What is being asked ->
Restate each line of the listing exactly, without carrying over any pictures.

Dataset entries
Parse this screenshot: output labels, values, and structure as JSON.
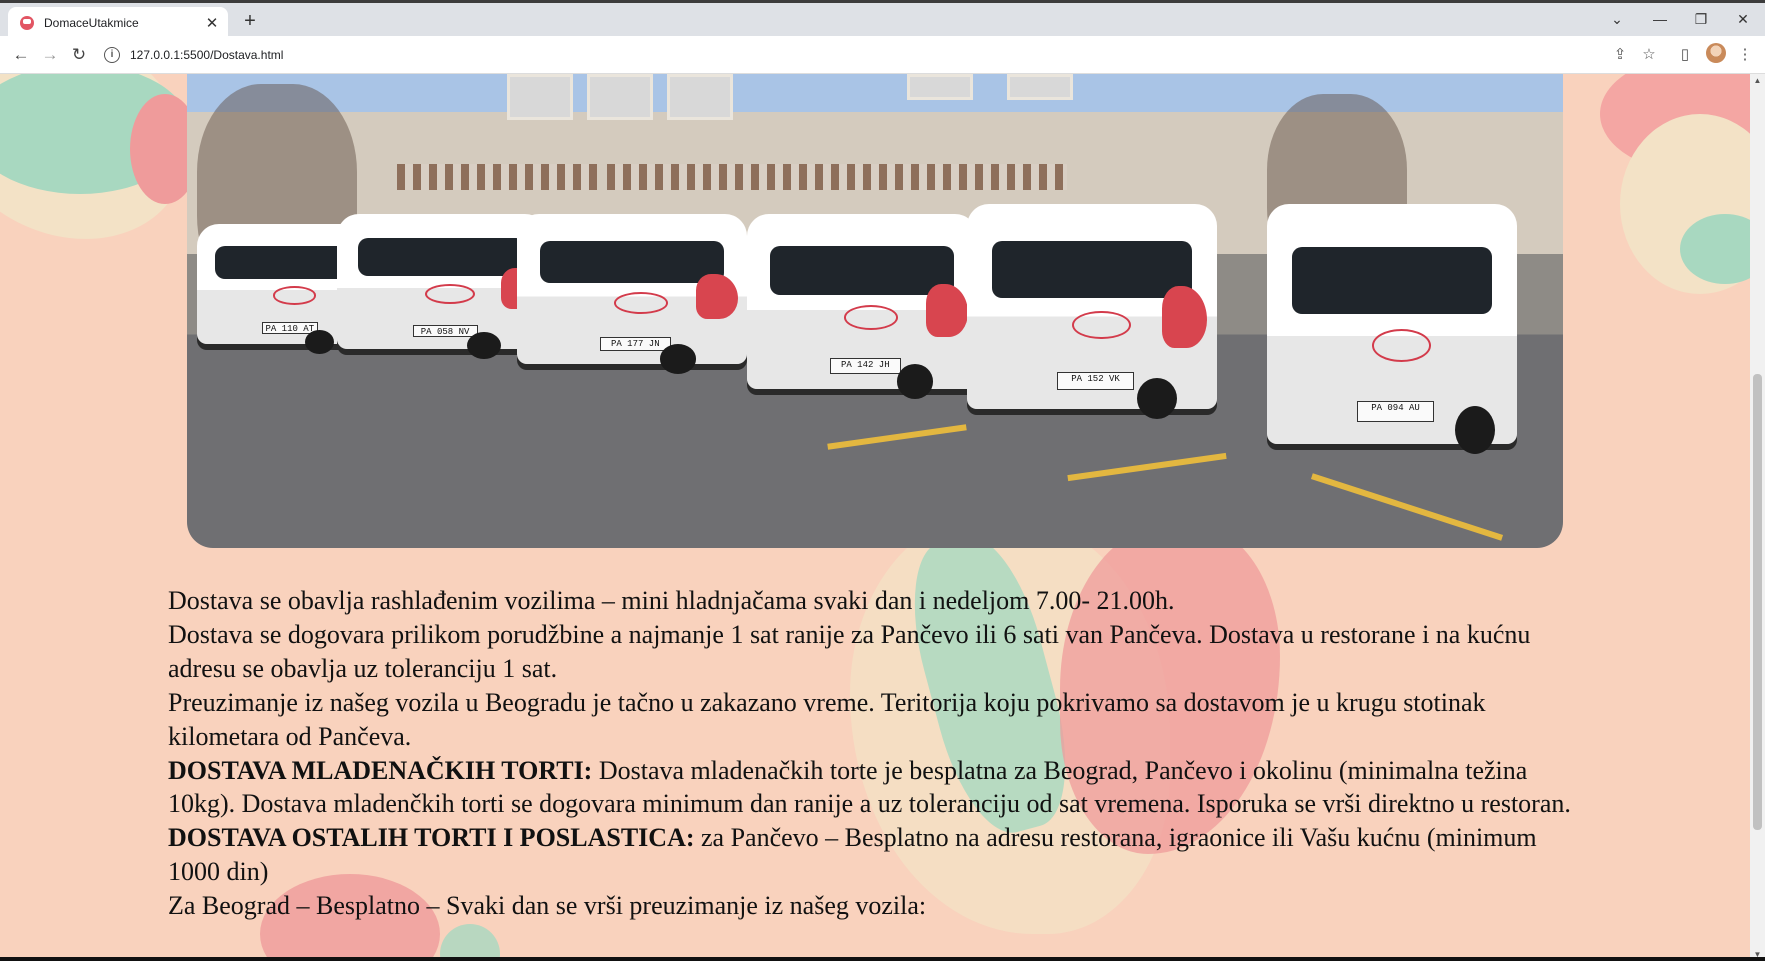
{
  "browser": {
    "tab_title": "DomaceUtakmice",
    "new_tab_label": "+",
    "tab_close_label": "✕",
    "address": "127.0.0.1:5500/Dostava.html",
    "nav": {
      "back": "←",
      "forward": "→",
      "reload": "↻"
    },
    "window_controls": {
      "dropdown": "⌄",
      "minimize": "—",
      "restore": "❐",
      "close": "✕"
    },
    "toolbar_icons": {
      "share": "⇪",
      "bookmark": "☆",
      "sidepanel": "▯",
      "menu": "⋮"
    }
  },
  "hero": {
    "plates": [
      "PA 110 AT",
      "PA 058 NV",
      "PA 177 JN",
      "PA 142 JH",
      "PA 152 VK",
      "PA 094 AU"
    ]
  },
  "content": {
    "p1": "Dostava se obavlja rashlađenim vozilima – mini hladnjačama svaki dan i nedeljom 7.00- 21.00h.",
    "p2": "Dostava se dogovara prilikom porudžbine a najmanje 1 sat ranije za Pančevo ili 6 sati van Pančeva. Dostava u restorane i na kućnu adresu se obavlja uz toleranciju 1 sat.",
    "p3": "Preuzimanje iz našeg vozila u Beogradu je tačno u zakazano vreme. Teritorija koju pokrivamo sa dostavom je u krugu stotinak kilometara od Pančeva.",
    "p4_heading": "DOSTAVA MLADENAČKIH TORTI:",
    "p4_text": " Dostava mladenačkih torte je besplatna za Beograd, Pančevo i okolinu (minimalna težina 10kg). Dostava mladenčkih torti se dogovara minimum dan ranije a uz toleranciju od sat vremena. Isporuka se vrši direktno u restoran.",
    "p5_heading": "DOSTAVA OSTALIH TORTI I POSLASTICA:",
    "p5_text": " za Pančevo – Besplatno na adresu restorana, igraonice ili Vašu kućnu (minimum 1000 din)",
    "p6": "Za Beograd – Besplatno – Svaki dan se vrši preuzimanje iz našeg vozila:"
  },
  "colors": {
    "page_background": "#f9d2bd",
    "accent_red": "#d33b4b",
    "accent_mint": "#a8d8c0"
  }
}
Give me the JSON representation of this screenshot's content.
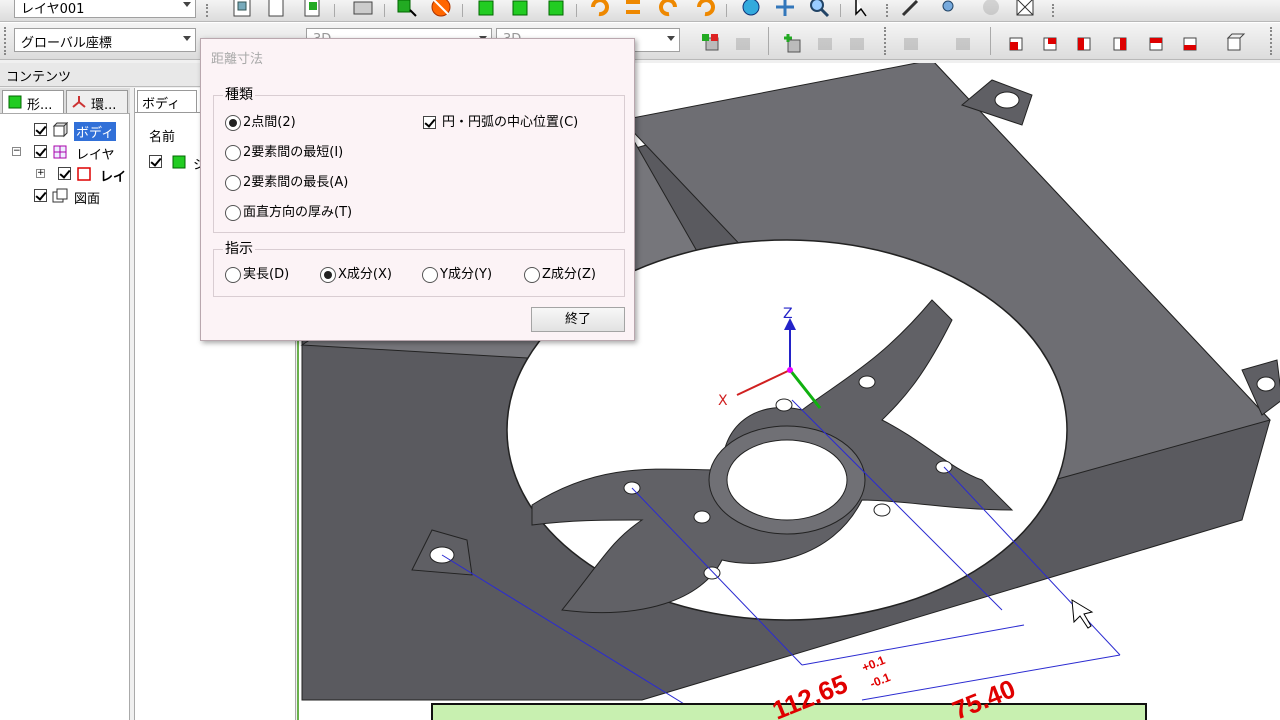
{
  "toolbar": {
    "layer_combo": "レイヤ001",
    "coord_combo": "グローバル座標",
    "combo_3d_a": "3D",
    "combo_3d_b": "3D"
  },
  "panel_header": "コンテンツ",
  "tabs": [
    {
      "label": "形..."
    },
    {
      "label": "環..."
    }
  ],
  "tree": {
    "body": "ボディ",
    "layer": "レイヤ",
    "layer_child": "レイ",
    "drawing": "図面"
  },
  "mid_panel": {
    "tab": "ボディ",
    "column": "名前",
    "row": "シ"
  },
  "dialog": {
    "title": "距離寸法",
    "group_type": "種類",
    "type_options": [
      {
        "label": "2点間(2)",
        "selected": true
      },
      {
        "label": "2要素間の最短(I)",
        "selected": false
      },
      {
        "label": "2要素間の最長(A)",
        "selected": false
      },
      {
        "label": "面直方向の厚み(T)",
        "selected": false
      }
    ],
    "center_check": {
      "label": "円・円弧の中心位置(C)",
      "checked": true
    },
    "group_indicate": "指示",
    "indicate_options": [
      {
        "label": "実長(D)",
        "selected": false
      },
      {
        "label": "X成分(X)",
        "selected": true
      },
      {
        "label": "Y成分(Y)",
        "selected": false
      },
      {
        "label": "Z成分(Z)",
        "selected": false
      }
    ],
    "finish_button": "終了"
  },
  "viewport": {
    "axis_z": "Z",
    "axis_x": "X",
    "dim1_value": "112.65",
    "dim1_tol_plus": "+0.1",
    "dim1_tol_minus": "-0.1",
    "dim2_value": "75.40"
  },
  "colors": {
    "accent_green": "#00b000",
    "dim_red": "#e00000",
    "model_gray": "#5a5a5f"
  }
}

Answer ->
Parse this screenshot: output labels, values, and structure as JSON.
{
  "browser": {
    "tab_title": "DomaceUtakmice",
    "new_tab_label": "+",
    "tab_close_label": "✕",
    "address": "127.0.0.1:5500/Dostava.html",
    "nav": {
      "back": "←",
      "forward": "→",
      "reload": "↻"
    },
    "window_controls": {
      "dropdown": "⌄",
      "minimize": "—",
      "restore": "❐",
      "close": "✕"
    },
    "toolbar_icons": {
      "share": "⇪",
      "bookmark": "☆",
      "sidepanel": "▯",
      "menu": "⋮"
    }
  },
  "hero": {
    "plates": [
      "PA 110 AT",
      "PA 058 NV",
      "PA 177 JN",
      "PA 142 JH",
      "PA 152 VK",
      "PA 094 AU"
    ]
  },
  "content": {
    "p1": "Dostava se obavlja rashlađenim vozilima – mini hladnjačama svaki dan i nedeljom 7.00- 21.00h.",
    "p2": "Dostava se dogovara prilikom porudžbine a najmanje 1 sat ranije za Pančevo ili 6 sati van Pančeva. Dostava u restorane i na kućnu adresu se obavlja uz toleranciju 1 sat.",
    "p3": "Preuzimanje iz našeg vozila u Beogradu je tačno u zakazano vreme. Teritorija koju pokrivamo sa dostavom je u krugu stotinak kilometara od Pančeva.",
    "p4_heading": "DOSTAVA MLADENAČKIH TORTI:",
    "p4_text": " Dostava mladenačkih torte je besplatna za Beograd, Pančevo i okolinu (minimalna težina 10kg). Dostava mladenčkih torti se dogovara minimum dan ranije a uz toleranciju od sat vremena. Isporuka se vrši direktno u restoran.",
    "p5_heading": "DOSTAVA OSTALIH TORTI I POSLASTICA:",
    "p5_text": " za Pančevo – Besplatno na adresu restorana, igraonice ili Vašu kućnu (minimum 1000 din)",
    "p6": "Za Beograd – Besplatno – Svaki dan se vrši preuzimanje iz našeg vozila:"
  },
  "colors": {
    "page_background": "#f9d2bd",
    "accent_red": "#d33b4b",
    "accent_mint": "#a8d8c0"
  }
}
Give me the JSON representation of this screenshot's content.
{
  "toolbar": {
    "layer_combo": "レイヤ001",
    "coord_combo": "グローバル座標",
    "combo_3d_a": "3D",
    "combo_3d_b": "3D"
  },
  "panel_header": "コンテンツ",
  "tabs": [
    {
      "label": "形..."
    },
    {
      "label": "環..."
    }
  ],
  "tree": {
    "body": "ボディ",
    "layer": "レイヤ",
    "layer_child": "レイ",
    "drawing": "図面"
  },
  "mid_panel": {
    "tab": "ボディ",
    "column": "名前",
    "row": "シ"
  },
  "dialog": {
    "title": "距離寸法",
    "group_type": "種類",
    "type_options": [
      {
        "label": "2点間(2)",
        "selected": true
      },
      {
        "label": "2要素間の最短(I)",
        "selected": false
      },
      {
        "label": "2要素間の最長(A)",
        "selected": false
      },
      {
        "label": "面直方向の厚み(T)",
        "selected": false
      }
    ],
    "center_check": {
      "label": "円・円弧の中心位置(C)",
      "checked": true
    },
    "group_indicate": "指示",
    "indicate_options": [
      {
        "label": "実長(D)",
        "selected": false
      },
      {
        "label": "X成分(X)",
        "selected": true
      },
      {
        "label": "Y成分(Y)",
        "selected": false
      },
      {
        "label": "Z成分(Z)",
        "selected": false
      }
    ],
    "finish_button": "終了"
  },
  "viewport": {
    "axis_z": "Z",
    "axis_x": "X",
    "dim1_value": "112.65",
    "dim1_tol_plus": "+0.1",
    "dim1_tol_minus": "-0.1",
    "dim2_value": "75.40"
  },
  "colors": {
    "accent_green": "#00b000",
    "dim_red": "#e00000",
    "model_gray": "#5a5a5f"
  }
}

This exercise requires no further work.